### YOUR TASK
Find each line with the string "JSON" and report it.

* BEGIN DATASET *

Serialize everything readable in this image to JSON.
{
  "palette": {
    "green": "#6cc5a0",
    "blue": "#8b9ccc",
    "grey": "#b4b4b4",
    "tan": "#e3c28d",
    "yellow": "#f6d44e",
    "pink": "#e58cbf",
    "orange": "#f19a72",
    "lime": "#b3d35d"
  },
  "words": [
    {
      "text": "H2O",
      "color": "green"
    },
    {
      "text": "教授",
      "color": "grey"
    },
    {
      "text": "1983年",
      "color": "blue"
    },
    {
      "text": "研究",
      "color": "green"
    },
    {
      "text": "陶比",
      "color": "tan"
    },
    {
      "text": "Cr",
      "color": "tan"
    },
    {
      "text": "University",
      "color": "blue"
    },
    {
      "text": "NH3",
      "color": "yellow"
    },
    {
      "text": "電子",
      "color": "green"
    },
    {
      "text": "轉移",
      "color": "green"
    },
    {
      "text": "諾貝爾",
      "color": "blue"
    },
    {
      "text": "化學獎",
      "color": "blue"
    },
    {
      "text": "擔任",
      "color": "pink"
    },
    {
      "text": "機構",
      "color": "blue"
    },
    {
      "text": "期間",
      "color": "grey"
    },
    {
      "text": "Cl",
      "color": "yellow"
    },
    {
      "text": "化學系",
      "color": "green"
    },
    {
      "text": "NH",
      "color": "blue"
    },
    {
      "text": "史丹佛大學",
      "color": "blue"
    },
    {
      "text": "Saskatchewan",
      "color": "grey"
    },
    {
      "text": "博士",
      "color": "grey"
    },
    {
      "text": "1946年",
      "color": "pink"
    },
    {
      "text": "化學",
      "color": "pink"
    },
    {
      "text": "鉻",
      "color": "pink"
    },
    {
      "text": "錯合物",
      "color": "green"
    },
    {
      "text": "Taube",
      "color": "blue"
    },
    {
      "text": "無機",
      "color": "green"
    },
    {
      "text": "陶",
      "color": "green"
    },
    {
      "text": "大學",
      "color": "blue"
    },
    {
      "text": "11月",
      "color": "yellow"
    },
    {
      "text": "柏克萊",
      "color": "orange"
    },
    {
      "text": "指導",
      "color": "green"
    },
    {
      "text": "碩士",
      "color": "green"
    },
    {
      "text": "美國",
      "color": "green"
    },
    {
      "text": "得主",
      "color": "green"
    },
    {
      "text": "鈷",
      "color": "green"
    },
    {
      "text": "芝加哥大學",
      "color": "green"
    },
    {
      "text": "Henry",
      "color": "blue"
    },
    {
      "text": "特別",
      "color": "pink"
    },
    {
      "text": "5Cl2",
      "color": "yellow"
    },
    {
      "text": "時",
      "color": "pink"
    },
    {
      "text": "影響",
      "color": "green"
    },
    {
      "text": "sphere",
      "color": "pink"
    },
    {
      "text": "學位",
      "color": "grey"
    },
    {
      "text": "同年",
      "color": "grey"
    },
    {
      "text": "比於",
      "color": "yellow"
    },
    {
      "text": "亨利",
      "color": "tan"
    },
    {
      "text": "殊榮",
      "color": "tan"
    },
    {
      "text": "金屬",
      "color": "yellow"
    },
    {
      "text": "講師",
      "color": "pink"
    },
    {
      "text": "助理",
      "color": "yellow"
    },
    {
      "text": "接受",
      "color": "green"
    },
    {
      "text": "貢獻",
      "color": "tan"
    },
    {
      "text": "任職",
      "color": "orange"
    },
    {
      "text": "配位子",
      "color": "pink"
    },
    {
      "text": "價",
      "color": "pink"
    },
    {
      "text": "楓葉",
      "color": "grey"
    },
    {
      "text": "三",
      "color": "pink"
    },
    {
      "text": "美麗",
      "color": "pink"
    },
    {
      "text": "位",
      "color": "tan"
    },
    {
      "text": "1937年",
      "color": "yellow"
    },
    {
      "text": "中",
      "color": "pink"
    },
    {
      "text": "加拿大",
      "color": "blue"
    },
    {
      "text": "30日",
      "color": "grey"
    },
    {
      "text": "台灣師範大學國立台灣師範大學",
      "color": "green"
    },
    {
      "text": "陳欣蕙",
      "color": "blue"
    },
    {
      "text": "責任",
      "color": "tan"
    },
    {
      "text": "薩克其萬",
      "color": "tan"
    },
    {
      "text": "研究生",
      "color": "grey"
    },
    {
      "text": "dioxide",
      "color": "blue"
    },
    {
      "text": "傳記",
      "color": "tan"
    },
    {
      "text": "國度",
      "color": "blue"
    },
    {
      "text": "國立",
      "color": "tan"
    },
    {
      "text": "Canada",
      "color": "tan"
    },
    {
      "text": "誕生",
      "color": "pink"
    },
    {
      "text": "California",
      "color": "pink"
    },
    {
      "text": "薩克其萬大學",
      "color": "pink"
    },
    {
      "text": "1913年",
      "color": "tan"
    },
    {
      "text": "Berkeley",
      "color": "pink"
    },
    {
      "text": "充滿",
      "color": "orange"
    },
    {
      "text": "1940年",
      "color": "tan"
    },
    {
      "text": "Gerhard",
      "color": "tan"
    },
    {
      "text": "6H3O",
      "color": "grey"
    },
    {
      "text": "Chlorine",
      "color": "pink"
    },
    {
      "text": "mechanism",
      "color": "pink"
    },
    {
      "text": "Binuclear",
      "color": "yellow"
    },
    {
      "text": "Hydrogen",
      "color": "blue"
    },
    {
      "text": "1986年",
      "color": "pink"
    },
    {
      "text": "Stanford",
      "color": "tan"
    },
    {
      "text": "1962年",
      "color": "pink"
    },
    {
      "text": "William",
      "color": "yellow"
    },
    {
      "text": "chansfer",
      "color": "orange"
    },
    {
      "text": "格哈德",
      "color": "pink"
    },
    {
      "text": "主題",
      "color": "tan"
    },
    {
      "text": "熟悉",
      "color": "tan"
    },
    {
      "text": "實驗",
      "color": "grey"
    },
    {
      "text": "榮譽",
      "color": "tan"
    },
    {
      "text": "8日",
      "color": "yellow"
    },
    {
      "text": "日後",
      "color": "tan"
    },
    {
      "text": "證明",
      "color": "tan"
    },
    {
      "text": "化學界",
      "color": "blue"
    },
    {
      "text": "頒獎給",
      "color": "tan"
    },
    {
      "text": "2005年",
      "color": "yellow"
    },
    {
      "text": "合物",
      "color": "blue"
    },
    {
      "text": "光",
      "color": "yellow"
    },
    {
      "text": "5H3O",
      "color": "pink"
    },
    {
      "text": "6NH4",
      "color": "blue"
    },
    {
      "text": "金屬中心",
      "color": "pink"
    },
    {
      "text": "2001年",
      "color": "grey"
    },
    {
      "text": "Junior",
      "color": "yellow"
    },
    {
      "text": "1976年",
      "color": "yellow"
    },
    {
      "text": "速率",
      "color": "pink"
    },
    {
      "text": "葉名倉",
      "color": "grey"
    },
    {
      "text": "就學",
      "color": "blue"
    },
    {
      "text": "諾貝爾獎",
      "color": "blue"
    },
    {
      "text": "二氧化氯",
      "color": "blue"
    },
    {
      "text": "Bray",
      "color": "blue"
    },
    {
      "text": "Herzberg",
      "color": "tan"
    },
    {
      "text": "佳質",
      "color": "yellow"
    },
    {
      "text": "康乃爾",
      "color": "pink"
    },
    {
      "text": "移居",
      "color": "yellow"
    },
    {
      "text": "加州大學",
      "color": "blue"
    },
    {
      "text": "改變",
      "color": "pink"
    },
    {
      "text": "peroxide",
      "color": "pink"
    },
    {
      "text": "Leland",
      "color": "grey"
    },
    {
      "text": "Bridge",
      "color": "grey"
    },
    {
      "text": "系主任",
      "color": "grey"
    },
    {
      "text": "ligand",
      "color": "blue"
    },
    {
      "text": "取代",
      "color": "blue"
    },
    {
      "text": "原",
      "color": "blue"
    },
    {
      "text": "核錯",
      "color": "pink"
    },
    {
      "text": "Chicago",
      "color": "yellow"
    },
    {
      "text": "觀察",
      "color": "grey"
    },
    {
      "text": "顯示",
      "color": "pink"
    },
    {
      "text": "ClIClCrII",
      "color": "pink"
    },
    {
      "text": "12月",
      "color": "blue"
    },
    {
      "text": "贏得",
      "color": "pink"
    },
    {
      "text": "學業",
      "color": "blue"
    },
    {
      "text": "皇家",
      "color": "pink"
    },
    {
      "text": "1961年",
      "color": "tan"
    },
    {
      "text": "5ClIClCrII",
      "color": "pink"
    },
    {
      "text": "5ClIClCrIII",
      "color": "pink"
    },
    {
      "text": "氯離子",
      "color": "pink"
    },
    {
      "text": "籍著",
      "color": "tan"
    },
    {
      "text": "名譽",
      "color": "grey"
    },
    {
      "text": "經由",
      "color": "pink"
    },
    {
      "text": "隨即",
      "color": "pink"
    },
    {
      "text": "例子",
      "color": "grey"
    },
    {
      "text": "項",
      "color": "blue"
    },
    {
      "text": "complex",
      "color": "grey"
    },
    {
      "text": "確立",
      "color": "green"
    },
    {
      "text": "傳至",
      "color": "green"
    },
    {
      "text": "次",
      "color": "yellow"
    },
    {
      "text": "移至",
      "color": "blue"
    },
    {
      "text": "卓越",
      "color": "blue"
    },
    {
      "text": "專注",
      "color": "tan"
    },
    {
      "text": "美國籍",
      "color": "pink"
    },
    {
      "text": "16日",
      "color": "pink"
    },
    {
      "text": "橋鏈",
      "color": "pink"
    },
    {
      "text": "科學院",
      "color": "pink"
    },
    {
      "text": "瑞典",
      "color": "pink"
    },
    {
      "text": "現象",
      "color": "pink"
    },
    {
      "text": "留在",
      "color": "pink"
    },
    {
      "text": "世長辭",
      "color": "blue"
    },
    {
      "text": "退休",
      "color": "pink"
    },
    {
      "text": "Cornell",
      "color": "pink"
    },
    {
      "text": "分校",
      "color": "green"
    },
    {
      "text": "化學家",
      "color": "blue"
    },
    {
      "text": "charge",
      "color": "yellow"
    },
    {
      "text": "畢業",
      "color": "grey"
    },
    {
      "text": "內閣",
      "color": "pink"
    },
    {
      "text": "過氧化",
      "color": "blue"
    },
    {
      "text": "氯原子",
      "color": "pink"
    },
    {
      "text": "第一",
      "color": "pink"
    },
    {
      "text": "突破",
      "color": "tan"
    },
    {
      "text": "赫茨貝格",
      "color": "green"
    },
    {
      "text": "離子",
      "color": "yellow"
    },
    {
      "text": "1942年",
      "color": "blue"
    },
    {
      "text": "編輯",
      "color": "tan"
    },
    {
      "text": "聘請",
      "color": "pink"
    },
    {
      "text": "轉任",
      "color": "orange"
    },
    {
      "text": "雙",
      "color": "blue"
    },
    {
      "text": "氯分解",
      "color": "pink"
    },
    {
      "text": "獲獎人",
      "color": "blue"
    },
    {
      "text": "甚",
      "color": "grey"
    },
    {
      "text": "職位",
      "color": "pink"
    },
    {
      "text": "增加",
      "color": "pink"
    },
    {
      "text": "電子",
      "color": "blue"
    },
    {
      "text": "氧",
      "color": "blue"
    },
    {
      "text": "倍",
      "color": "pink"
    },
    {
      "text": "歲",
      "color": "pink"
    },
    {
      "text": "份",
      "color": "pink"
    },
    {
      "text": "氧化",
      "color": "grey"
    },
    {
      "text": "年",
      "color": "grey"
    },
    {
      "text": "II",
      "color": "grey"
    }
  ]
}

* END DATASET *
* BEGIN DATASET *

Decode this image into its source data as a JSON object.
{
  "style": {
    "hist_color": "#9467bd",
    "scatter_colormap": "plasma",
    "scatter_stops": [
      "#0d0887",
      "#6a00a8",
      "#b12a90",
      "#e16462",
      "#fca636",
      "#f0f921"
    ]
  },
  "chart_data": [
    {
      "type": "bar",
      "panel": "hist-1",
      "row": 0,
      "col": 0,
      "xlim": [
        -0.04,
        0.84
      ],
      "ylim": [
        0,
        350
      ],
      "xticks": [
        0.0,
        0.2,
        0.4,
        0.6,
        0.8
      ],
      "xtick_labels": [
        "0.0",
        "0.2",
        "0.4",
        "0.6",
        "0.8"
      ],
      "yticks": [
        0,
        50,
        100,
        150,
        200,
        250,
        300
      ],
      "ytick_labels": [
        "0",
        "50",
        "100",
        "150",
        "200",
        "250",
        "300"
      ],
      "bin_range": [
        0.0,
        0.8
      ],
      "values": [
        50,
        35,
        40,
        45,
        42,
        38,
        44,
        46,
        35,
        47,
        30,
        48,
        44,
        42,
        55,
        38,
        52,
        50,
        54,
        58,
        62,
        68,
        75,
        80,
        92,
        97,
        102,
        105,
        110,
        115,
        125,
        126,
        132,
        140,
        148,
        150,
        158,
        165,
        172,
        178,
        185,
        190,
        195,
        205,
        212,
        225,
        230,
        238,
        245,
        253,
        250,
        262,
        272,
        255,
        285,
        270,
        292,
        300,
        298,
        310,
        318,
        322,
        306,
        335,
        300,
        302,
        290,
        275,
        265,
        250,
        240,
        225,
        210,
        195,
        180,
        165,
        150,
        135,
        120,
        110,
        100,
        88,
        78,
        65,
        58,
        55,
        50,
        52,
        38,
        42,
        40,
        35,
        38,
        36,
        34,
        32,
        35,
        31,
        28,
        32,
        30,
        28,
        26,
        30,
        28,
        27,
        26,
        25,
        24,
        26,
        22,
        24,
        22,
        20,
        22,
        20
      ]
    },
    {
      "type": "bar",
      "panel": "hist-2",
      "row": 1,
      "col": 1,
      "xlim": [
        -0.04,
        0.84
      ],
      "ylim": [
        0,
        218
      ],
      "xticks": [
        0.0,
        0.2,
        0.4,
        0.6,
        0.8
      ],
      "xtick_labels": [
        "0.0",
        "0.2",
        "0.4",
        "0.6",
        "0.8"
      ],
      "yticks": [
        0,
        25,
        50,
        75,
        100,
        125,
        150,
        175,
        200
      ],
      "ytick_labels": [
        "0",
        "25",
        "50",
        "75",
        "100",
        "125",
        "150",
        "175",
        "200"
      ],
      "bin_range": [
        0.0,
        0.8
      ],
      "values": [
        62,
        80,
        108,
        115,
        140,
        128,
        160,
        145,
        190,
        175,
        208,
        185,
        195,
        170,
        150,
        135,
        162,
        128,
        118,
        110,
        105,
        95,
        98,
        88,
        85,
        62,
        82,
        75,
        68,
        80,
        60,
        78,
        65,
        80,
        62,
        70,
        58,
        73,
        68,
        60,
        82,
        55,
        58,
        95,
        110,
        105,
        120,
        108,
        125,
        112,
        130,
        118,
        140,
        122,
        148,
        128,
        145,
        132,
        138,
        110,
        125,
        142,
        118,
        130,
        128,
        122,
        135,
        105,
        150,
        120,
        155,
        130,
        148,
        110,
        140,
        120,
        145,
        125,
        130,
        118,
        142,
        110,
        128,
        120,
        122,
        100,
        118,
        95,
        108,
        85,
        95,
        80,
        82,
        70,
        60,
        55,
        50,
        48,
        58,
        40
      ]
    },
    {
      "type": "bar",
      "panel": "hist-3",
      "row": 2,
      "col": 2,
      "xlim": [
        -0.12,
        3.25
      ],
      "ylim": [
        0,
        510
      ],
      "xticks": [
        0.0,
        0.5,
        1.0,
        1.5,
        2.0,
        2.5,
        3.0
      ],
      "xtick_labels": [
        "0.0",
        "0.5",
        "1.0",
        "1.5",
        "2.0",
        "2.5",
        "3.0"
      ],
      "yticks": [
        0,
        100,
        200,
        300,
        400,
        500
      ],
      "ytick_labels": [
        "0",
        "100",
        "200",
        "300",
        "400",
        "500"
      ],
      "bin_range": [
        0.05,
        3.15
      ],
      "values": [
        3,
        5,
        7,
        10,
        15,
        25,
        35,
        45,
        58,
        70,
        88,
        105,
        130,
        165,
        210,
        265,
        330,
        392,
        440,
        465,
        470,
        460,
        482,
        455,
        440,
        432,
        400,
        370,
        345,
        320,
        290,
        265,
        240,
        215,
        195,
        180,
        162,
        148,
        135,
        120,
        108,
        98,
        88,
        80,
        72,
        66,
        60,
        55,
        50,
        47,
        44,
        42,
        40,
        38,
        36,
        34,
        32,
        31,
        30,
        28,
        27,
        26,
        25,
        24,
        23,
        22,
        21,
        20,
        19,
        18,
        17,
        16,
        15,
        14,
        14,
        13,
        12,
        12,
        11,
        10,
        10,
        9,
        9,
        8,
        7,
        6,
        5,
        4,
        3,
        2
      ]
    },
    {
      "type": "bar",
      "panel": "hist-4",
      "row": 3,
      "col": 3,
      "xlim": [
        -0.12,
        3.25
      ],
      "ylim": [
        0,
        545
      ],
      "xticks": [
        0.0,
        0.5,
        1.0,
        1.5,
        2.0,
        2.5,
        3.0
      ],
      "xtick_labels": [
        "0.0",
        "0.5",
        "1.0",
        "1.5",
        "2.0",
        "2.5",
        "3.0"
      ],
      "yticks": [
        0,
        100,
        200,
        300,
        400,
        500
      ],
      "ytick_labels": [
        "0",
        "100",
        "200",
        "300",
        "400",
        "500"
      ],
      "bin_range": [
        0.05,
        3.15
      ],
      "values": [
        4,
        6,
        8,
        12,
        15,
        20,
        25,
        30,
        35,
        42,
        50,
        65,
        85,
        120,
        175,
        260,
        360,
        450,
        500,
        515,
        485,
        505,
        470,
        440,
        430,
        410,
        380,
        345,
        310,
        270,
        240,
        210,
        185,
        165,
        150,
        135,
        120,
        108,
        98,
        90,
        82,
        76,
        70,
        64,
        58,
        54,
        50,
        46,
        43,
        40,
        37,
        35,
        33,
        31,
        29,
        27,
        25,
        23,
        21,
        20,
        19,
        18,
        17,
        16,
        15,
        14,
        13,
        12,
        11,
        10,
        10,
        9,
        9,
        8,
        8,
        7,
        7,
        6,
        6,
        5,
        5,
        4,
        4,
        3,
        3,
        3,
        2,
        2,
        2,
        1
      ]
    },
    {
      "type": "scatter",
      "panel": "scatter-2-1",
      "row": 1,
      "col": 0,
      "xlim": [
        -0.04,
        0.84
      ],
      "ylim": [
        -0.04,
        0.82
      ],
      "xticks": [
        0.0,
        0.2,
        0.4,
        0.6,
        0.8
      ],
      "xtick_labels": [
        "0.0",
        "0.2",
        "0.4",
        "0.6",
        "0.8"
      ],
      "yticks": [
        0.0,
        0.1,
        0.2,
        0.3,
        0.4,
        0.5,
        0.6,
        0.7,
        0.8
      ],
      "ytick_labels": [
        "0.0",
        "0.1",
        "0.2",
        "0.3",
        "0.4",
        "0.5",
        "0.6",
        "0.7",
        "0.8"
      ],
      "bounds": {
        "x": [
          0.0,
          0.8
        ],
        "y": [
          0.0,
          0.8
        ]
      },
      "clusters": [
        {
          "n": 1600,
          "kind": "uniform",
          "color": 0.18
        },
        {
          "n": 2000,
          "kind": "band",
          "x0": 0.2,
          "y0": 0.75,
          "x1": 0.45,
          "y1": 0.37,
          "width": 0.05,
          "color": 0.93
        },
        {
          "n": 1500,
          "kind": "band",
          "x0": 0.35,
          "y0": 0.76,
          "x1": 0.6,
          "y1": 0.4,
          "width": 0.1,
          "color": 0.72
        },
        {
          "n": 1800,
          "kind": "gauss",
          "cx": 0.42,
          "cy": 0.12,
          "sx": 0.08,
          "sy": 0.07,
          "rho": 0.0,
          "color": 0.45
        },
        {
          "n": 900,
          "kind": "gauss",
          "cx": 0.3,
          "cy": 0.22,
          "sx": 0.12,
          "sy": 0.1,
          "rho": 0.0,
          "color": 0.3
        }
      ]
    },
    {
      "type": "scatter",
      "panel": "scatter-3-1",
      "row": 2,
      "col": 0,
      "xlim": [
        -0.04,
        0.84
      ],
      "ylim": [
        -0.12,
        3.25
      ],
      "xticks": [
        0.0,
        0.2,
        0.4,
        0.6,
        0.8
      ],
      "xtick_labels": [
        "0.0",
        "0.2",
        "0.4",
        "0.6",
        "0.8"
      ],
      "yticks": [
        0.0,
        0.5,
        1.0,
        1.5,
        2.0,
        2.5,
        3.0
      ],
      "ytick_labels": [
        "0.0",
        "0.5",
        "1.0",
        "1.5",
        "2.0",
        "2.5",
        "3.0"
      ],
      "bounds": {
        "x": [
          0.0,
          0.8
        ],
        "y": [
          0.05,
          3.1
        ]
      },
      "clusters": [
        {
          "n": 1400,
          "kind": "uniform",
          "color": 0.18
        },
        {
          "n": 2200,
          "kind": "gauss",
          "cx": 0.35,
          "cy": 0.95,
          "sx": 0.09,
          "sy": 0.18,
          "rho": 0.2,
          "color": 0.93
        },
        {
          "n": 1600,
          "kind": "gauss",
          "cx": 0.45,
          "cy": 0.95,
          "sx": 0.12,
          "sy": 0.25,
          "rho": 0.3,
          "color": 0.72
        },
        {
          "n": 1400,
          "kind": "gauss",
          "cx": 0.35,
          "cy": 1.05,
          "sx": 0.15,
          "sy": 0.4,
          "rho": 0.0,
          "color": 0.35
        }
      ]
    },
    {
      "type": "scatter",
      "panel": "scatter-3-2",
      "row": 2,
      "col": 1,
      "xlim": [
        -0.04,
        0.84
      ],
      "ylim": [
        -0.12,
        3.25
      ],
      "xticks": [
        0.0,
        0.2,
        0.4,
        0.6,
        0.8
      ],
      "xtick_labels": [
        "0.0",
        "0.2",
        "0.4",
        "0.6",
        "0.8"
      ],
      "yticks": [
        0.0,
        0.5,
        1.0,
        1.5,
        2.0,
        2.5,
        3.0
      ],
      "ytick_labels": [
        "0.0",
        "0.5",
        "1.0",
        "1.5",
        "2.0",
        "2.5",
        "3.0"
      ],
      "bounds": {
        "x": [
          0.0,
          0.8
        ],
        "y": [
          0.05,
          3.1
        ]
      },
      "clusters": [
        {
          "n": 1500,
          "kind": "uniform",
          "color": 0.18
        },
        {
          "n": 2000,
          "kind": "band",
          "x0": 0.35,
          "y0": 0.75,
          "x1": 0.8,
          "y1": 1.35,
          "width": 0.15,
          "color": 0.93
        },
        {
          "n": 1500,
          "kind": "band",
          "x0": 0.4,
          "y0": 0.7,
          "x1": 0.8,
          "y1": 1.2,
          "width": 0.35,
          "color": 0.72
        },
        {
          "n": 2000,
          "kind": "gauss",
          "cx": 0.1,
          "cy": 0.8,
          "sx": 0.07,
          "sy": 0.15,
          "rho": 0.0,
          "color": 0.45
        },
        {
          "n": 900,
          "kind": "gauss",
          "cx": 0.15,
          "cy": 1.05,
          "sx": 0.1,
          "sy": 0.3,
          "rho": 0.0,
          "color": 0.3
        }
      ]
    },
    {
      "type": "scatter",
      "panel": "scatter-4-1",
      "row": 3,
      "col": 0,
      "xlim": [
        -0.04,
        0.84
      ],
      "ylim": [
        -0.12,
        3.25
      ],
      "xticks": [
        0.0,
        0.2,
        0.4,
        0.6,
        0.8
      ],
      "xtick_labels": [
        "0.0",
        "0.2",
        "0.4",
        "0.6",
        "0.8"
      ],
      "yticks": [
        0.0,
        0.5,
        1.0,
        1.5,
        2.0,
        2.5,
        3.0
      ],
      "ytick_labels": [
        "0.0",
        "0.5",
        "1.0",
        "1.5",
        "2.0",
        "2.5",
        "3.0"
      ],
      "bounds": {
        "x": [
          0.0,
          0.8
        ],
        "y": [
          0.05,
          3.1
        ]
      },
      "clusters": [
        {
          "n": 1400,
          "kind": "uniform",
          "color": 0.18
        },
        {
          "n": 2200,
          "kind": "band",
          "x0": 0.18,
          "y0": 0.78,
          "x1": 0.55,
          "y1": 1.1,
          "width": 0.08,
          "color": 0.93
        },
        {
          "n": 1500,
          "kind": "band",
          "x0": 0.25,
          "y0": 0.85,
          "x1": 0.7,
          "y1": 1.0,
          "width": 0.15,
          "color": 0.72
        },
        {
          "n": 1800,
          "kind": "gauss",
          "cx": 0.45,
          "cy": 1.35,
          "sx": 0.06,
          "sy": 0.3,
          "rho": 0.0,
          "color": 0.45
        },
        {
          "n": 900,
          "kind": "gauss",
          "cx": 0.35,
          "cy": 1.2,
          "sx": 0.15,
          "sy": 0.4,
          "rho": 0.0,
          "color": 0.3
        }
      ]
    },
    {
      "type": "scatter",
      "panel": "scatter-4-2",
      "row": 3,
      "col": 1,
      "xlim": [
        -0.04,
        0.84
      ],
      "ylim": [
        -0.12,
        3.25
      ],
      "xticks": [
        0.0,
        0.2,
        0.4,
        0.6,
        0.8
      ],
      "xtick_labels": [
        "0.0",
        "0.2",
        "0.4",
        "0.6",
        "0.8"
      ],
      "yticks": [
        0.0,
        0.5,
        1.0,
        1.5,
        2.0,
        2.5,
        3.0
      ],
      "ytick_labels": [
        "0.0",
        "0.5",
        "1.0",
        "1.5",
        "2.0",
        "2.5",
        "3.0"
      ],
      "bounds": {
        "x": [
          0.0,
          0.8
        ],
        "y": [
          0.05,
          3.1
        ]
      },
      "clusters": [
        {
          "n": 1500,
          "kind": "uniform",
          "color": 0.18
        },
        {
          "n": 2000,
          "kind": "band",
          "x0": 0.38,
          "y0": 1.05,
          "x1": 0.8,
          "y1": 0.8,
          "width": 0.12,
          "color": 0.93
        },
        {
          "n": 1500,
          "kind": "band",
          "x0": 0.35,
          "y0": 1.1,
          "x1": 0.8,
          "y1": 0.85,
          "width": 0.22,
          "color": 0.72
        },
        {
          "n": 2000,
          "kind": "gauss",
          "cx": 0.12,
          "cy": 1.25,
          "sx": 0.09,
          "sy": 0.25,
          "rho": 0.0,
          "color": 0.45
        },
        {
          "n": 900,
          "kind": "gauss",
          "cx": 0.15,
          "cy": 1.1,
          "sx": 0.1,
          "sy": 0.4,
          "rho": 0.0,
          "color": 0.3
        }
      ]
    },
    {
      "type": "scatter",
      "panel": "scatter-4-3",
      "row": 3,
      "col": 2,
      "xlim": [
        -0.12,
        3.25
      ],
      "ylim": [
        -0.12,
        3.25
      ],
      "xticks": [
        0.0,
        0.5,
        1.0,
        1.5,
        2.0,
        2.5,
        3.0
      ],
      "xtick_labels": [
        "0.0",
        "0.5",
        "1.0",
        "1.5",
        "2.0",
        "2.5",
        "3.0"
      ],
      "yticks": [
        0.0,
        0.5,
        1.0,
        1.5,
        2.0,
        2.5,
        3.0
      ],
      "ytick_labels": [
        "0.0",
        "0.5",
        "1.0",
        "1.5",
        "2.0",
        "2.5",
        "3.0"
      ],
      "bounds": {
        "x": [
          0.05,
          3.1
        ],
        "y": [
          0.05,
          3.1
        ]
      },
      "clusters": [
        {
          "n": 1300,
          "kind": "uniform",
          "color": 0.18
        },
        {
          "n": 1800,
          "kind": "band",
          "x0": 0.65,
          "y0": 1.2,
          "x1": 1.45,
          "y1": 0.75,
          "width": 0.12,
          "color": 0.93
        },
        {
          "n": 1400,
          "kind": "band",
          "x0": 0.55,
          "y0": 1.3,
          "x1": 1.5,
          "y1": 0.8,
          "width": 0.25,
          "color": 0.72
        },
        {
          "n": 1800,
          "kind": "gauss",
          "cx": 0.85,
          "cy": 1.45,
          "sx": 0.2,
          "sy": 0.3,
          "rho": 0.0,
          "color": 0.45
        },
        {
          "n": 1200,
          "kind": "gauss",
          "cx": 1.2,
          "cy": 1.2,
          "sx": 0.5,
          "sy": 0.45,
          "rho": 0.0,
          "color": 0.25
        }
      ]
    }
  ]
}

* END DATASET *

### OUTPUT
Serialize everything readable in this image to JSON.
Decode this image into its source data as a JSON object.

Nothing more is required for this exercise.